'''

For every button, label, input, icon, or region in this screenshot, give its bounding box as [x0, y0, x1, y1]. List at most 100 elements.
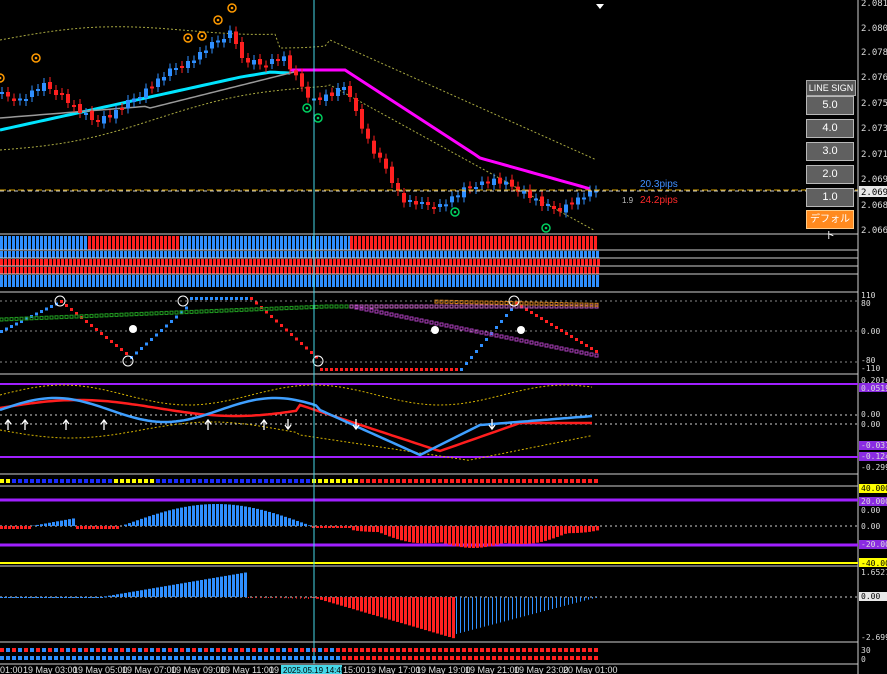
momentum-bar: [36, 597, 39, 598]
strip-bar: [504, 267, 507, 274]
candle-body: [420, 202, 424, 204]
line-sign-button-2[interactable]: 2.0: [806, 165, 854, 184]
momentum-bar: [464, 597, 465, 632]
histogram-bar: [4, 526, 7, 529]
bottom-dot: [330, 656, 334, 660]
strip-bar: [153, 259, 156, 266]
strip-bar: [536, 267, 539, 274]
strip-bar: [364, 275, 367, 287]
strip-bar: [480, 275, 483, 287]
strip-bar: [284, 275, 287, 287]
strip-bar: [537, 259, 540, 266]
oscillator-histogram-panel: 40.0000 20.0000 0.00 0.00 -20.0000 -40.0…: [0, 484, 887, 568]
cci-slow-dot: [249, 307, 254, 312]
time-label-3: 19 May 07:00: [122, 665, 177, 674]
price-tick-7: 2.06990: [861, 175, 887, 185]
histogram-bar: [176, 508, 179, 526]
bottom-dot: [294, 648, 298, 652]
line-sign-button-4[interactable]: 4.0: [806, 119, 854, 138]
candle-body: [480, 181, 484, 185]
bottom-dot: [288, 656, 292, 660]
strip-bar: [574, 236, 577, 250]
strip-bar: [168, 267, 171, 274]
histogram-bar: [248, 507, 251, 526]
cci-slow-dot: [439, 299, 444, 304]
strip-bar: [476, 251, 479, 258]
cci-slow-dot: [444, 304, 449, 309]
cci-slow-dot: [509, 336, 514, 341]
momentum-bar: [324, 597, 327, 602]
cci-slow-dot: [69, 314, 74, 319]
strip-bar: [232, 236, 235, 250]
bottom-dot: [222, 648, 226, 652]
trend-dot: [384, 479, 388, 483]
bottom-dot: [516, 656, 520, 660]
cci-dot: [385, 368, 388, 371]
trend-dot: [336, 479, 340, 483]
bottom-dot: [468, 648, 472, 652]
strip-bar: [12, 267, 15, 274]
strip-bar: [324, 236, 327, 250]
strip-bar: [180, 251, 183, 258]
strip-bar: [504, 251, 507, 258]
bottom-dot: [540, 648, 544, 652]
bottom-dot: [366, 656, 370, 660]
candle-body: [270, 59, 274, 64]
strip-bar: [204, 236, 207, 250]
strip-bar: [136, 275, 139, 287]
trend-dot: [348, 479, 352, 483]
trend-dot: [468, 479, 472, 483]
cci-dot: [240, 297, 243, 300]
cci-dot: [115, 344, 118, 347]
line-sign-button-5[interactable]: 5.0: [806, 96, 854, 115]
strip-bar: [253, 259, 256, 266]
strip-bar: [229, 259, 232, 266]
trend-dot: [96, 479, 100, 483]
cci-slow-dot: [369, 304, 374, 309]
cci-dot: [465, 362, 468, 365]
bottom-dot: [450, 656, 454, 660]
trend-dot: [186, 479, 190, 483]
strip-bar: [109, 259, 112, 266]
strip-bar: [568, 267, 571, 274]
strip-bar: [185, 259, 188, 266]
strip-bar: [340, 236, 343, 250]
bottom-dot: [588, 648, 592, 652]
cci-dot: [50, 305, 53, 308]
bottom-dot: [96, 656, 100, 660]
strip-bar: [248, 251, 251, 258]
cci-slow-dot: [379, 304, 384, 309]
cci-slow-dot: [534, 341, 539, 346]
cci-slow-dot: [104, 313, 109, 318]
strip-bar: [344, 275, 347, 287]
histogram-bar: [456, 526, 459, 547]
trend-dot: [102, 479, 106, 483]
default-button[interactable]: デフォルト: [806, 210, 854, 242]
strip-bar: [248, 267, 251, 274]
candle-body: [324, 94, 328, 101]
momentum-bar: [364, 597, 367, 613]
chart-canvas[interactable]: 20.3pips 1.9 24.2pips 2.08195 2.08025 2.…: [0, 0, 887, 674]
trend-dot: [12, 479, 16, 483]
histogram-bar: [16, 526, 19, 529]
cci-dot: [195, 297, 198, 300]
strip-bar: [276, 236, 279, 250]
strip-bar: [341, 259, 344, 266]
strip-bar: [316, 267, 319, 274]
histogram-bar: [136, 520, 139, 526]
strip-bar: [133, 259, 136, 266]
strip-bar: [281, 259, 284, 266]
strip-bar: [252, 267, 255, 274]
chart-shift-marker[interactable]: [596, 4, 604, 9]
line-sign-button-1[interactable]: 1.0: [806, 188, 854, 207]
candle-body: [294, 70, 298, 76]
macd-arrow: [204, 418, 212, 430]
line-sign-button-3[interactable]: 3.0: [806, 142, 854, 161]
trend-dot: [192, 479, 196, 483]
strip-bar: [568, 251, 571, 258]
cci-dot: [500, 320, 503, 323]
strip-bar: [212, 267, 215, 274]
price-panel[interactable]: 20.3pips 1.9 24.2pips: [0, 3, 858, 233]
strip-bar: [372, 267, 375, 274]
strip-bar: [460, 275, 463, 287]
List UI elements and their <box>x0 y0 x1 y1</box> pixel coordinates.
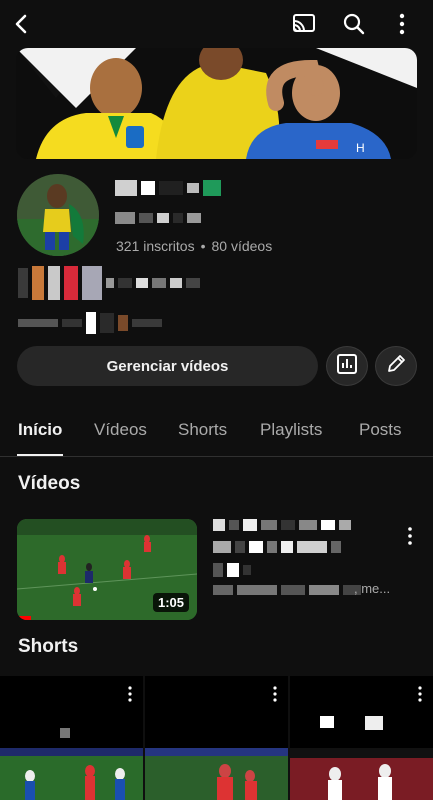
short-card[interactable] <box>145 676 288 800</box>
channel-avatar[interactable] <box>17 174 99 256</box>
arrow-back-icon[interactable] <box>8 10 36 38</box>
short-more-icon[interactable] <box>417 686 423 702</box>
shorts-shelf <box>0 676 433 800</box>
cast-icon[interactable] <box>290 10 318 38</box>
tab-posts[interactable]: Posts <box>359 420 402 440</box>
tab-videos[interactable]: Vídeos <box>94 420 147 440</box>
search-icon[interactable] <box>340 10 368 38</box>
video-title-line3-obscured <box>213 563 251 577</box>
channel-name-obscured <box>115 180 221 196</box>
channel-handle-obscured <box>115 212 201 224</box>
short-card[interactable] <box>0 676 143 800</box>
channel-stats: 321 inscritos • 80 vídeos <box>116 238 272 254</box>
video-more-icon[interactable] <box>404 526 416 546</box>
manage-videos-label: Gerenciar vídeos <box>106 357 229 375</box>
channel-link-obscured <box>18 312 162 334</box>
short-more-icon[interactable] <box>127 686 133 702</box>
videos-section-title: Vídeos <box>18 473 81 494</box>
pencil-icon <box>385 353 407 380</box>
manage-videos-button[interactable]: Gerenciar vídeos <box>17 346 318 386</box>
edit-channel-button[interactable] <box>375 346 417 386</box>
short-more-icon[interactable] <box>272 686 278 702</box>
svg-text:H: H <box>356 141 365 155</box>
video-title-line2-obscured <box>213 541 341 553</box>
analytics-icon <box>336 353 358 380</box>
channel-banner: H <box>16 48 417 159</box>
top-app-bar <box>0 0 433 48</box>
short-card[interactable] <box>290 676 433 800</box>
stats-separator: • <box>200 238 206 254</box>
video-title-obscured <box>213 519 351 531</box>
video-count: 80 vídeos <box>211 238 273 254</box>
video-duration: 1:05 <box>152 593 189 612</box>
shorts-section-title: Shorts <box>18 636 79 657</box>
active-tab-indicator <box>17 454 63 456</box>
video-meta-obscured <box>213 585 361 595</box>
watch-progress-bar <box>17 616 32 620</box>
more-vert-icon[interactable] <box>388 10 416 38</box>
video-meta-suffix: , me... <box>354 581 391 596</box>
video-thumbnail[interactable]: 1:05 <box>17 519 197 620</box>
analytics-button[interactable] <box>326 346 368 386</box>
subscriber-count: 321 inscritos <box>116 238 195 254</box>
tab-inicio[interactable]: Início <box>18 420 62 440</box>
channel-tabs: Início Vídeos Shorts Playlists Posts <box>0 410 433 457</box>
channel-description-obscured <box>18 266 200 300</box>
tab-shorts[interactable]: Shorts <box>178 420 227 440</box>
tab-playlists[interactable]: Playlists <box>260 420 322 440</box>
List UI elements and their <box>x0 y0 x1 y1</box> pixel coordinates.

'''

▶ WORK TO DO
Please copy out every line of the entries above verbatim, omitting the pictures.

▶ CORRECT OUTPUT
For every button, label, input, icon, or region in this screenshot, give its bounding box as [x0, y0, x1, y1]. List at most 100 elements.
momentum-bar: [36, 597, 39, 598]
strip-bar: [504, 267, 507, 274]
candle-body: [420, 202, 424, 204]
line-sign-button-2[interactable]: 2.0: [806, 165, 854, 184]
momentum-bar: [464, 597, 465, 632]
histogram-bar: [4, 526, 7, 529]
bottom-dot: [330, 656, 334, 660]
strip-bar: [153, 259, 156, 266]
strip-bar: [536, 267, 539, 274]
strip-bar: [364, 275, 367, 287]
strip-bar: [480, 275, 483, 287]
strip-bar: [284, 275, 287, 287]
strip-bar: [537, 259, 540, 266]
oscillator-histogram-panel: 40.0000 20.0000 0.00 0.00 -20.0000 -40.0…: [0, 484, 887, 568]
cci-slow-dot: [249, 307, 254, 312]
time-label-3: 19 May 07:00: [122, 665, 177, 674]
price-tick-7: 2.06990: [861, 175, 887, 185]
histogram-bar: [176, 508, 179, 526]
bottom-dot: [294, 648, 298, 652]
line-sign-button-4[interactable]: 4.0: [806, 119, 854, 138]
candle-body: [480, 181, 484, 185]
bottom-dot: [288, 656, 292, 660]
strip-bar: [574, 236, 577, 250]
strip-bar: [168, 267, 171, 274]
histogram-bar: [248, 507, 251, 526]
cci-slow-dot: [439, 299, 444, 304]
strip-bar: [476, 251, 479, 258]
cci-slow-dot: [444, 304, 449, 309]
cci-slow-dot: [509, 336, 514, 341]
momentum-bar: [324, 597, 327, 602]
cci-slow-dot: [69, 314, 74, 319]
strip-bar: [232, 236, 235, 250]
bottom-dot: [222, 648, 226, 652]
trend-dot: [384, 479, 388, 483]
bottom-dot: [516, 656, 520, 660]
cci-dot: [385, 368, 388, 371]
trend-dot: [336, 479, 340, 483]
bottom-dot: [468, 648, 472, 652]
strip-bar: [12, 267, 15, 274]
strip-bar: [324, 236, 327, 250]
strip-bar: [180, 251, 183, 258]
strip-bar: [504, 251, 507, 258]
bottom-dot: [540, 648, 544, 652]
bottom-dot: [366, 656, 370, 660]
candle-body: [270, 59, 274, 64]
strip-bar: [204, 236, 207, 250]
strip-bar: [136, 275, 139, 287]
trend-dot: [348, 479, 352, 483]
trend-dot: [468, 479, 472, 483]
cci-dot: [240, 297, 243, 300]
cci-dot: [115, 344, 118, 347]
line-sign-button-5[interactable]: 5.0: [806, 96, 854, 115]
strip-bar: [253, 259, 256, 266]
strip-bar: [229, 259, 232, 266]
trend-dot: [96, 479, 100, 483]
cci-slow-dot: [369, 304, 374, 309]
cci-dot: [465, 362, 468, 365]
bottom-dot: [450, 656, 454, 660]
trend-dot: [186, 479, 190, 483]
strip-bar: [109, 259, 112, 266]
strip-bar: [568, 267, 571, 274]
strip-bar: [185, 259, 188, 266]
strip-bar: [340, 236, 343, 250]
bottom-dot: [588, 648, 592, 652]
cci-dot: [50, 305, 53, 308]
bottom-dot: [96, 656, 100, 660]
strip-bar: [248, 251, 251, 258]
cci-slow-dot: [379, 304, 384, 309]
cci-slow-dot: [534, 341, 539, 346]
cci-slow-dot: [104, 313, 109, 318]
strip-bar: [344, 275, 347, 287]
histogram-bar: [456, 526, 459, 547]
trend-dot: [102, 479, 106, 483]
default-button[interactable]: デフォルト: [806, 210, 854, 242]
strip-bar: [248, 267, 251, 274]
candle-body: [324, 94, 328, 101]
momentum-bar: [364, 597, 367, 613]
chart-canvas[interactable]: 20.3pips 1.9 24.2pips 2.08195 2.08025 2.…: [0, 0, 887, 674]
trend-dot: [12, 479, 16, 483]
histogram-bar: [16, 526, 19, 529]
cci-dot: [195, 297, 198, 300]
strip-bar: [276, 236, 279, 250]
strip-bar: [341, 259, 344, 266]
strip-bar: [316, 267, 319, 274]
histogram-bar: [136, 520, 139, 526]
strip-bar: [133, 259, 136, 266]
strip-bar: [281, 259, 284, 266]
strip-bar: [252, 267, 255, 274]
chart-shift-marker[interactable]: [596, 4, 604, 9]
line-sign-button-1[interactable]: 1.0: [806, 188, 854, 207]
candle-body: [294, 70, 298, 76]
macd-arrow: [204, 418, 212, 430]
line-sign-button-3[interactable]: 3.0: [806, 142, 854, 161]
trend-dot: [192, 479, 196, 483]
strip-bar: [568, 251, 571, 258]
cci-dot: [500, 320, 503, 323]
strip-bar: [212, 267, 215, 274]
price-panel[interactable]: 20.3pips 1.9 24.2pips: [0, 3, 858, 233]
strip-bar: [372, 267, 375, 274]
strip-bar: [460, 275, 463, 287]
List UI elements and their <box>x0 y0 x1 y1</box> pixel coordinates.
short-card[interactable] <box>145 676 288 800</box>
channel-avatar[interactable] <box>17 174 99 256</box>
arrow-back-icon[interactable] <box>8 10 36 38</box>
short-more-icon[interactable] <box>417 686 423 702</box>
shorts-shelf <box>0 676 433 800</box>
cast-icon[interactable] <box>290 10 318 38</box>
tab-posts[interactable]: Posts <box>359 420 402 440</box>
tab-videos[interactable]: Vídeos <box>94 420 147 440</box>
search-icon[interactable] <box>340 10 368 38</box>
video-title-line3-obscured <box>213 563 251 577</box>
channel-name-obscured <box>115 180 221 196</box>
channel-handle-obscured <box>115 212 201 224</box>
short-card[interactable] <box>0 676 143 800</box>
channel-stats: 321 inscritos • 80 vídeos <box>116 238 272 254</box>
video-more-icon[interactable] <box>404 526 416 546</box>
manage-videos-label: Gerenciar vídeos <box>106 357 229 375</box>
channel-link-obscured <box>18 312 162 334</box>
short-more-icon[interactable] <box>127 686 133 702</box>
videos-section-title: Vídeos <box>18 473 81 494</box>
pencil-icon <box>385 353 407 380</box>
manage-videos-button[interactable]: Gerenciar vídeos <box>17 346 318 386</box>
edit-channel-button[interactable] <box>375 346 417 386</box>
short-more-icon[interactable] <box>272 686 278 702</box>
svg-text:H: H <box>356 141 365 155</box>
video-title-line2-obscured <box>213 541 341 553</box>
analytics-icon <box>336 353 358 380</box>
channel-banner: H <box>16 48 417 159</box>
top-app-bar <box>0 0 433 48</box>
short-card[interactable] <box>290 676 433 800</box>
stats-separator: • <box>200 238 206 254</box>
video-title-obscured <box>213 519 351 531</box>
video-count: 80 vídeos <box>211 238 273 254</box>
video-duration: 1:05 <box>152 593 189 612</box>
shorts-section-title: Shorts <box>18 636 79 657</box>
active-tab-indicator <box>17 454 63 456</box>
video-meta-obscured <box>213 585 361 595</box>
watch-progress-bar <box>17 616 32 620</box>
more-vert-icon[interactable] <box>388 10 416 38</box>
video-meta-suffix: , me... <box>354 581 391 596</box>
video-thumbnail[interactable]: 1:05 <box>17 519 197 620</box>
analytics-button[interactable] <box>326 346 368 386</box>
subscriber-count: 321 inscritos <box>116 238 195 254</box>
tab-inicio[interactable]: Início <box>18 420 62 440</box>
channel-tabs: Início Vídeos Shorts Playlists Posts <box>0 410 433 457</box>
channel-description-obscured <box>18 266 200 300</box>
tab-shorts[interactable]: Shorts <box>178 420 227 440</box>
tab-playlists[interactable]: Playlists <box>260 420 322 440</box>
List UI elements and their <box>x0 y0 x1 y1</box> pixel coordinates.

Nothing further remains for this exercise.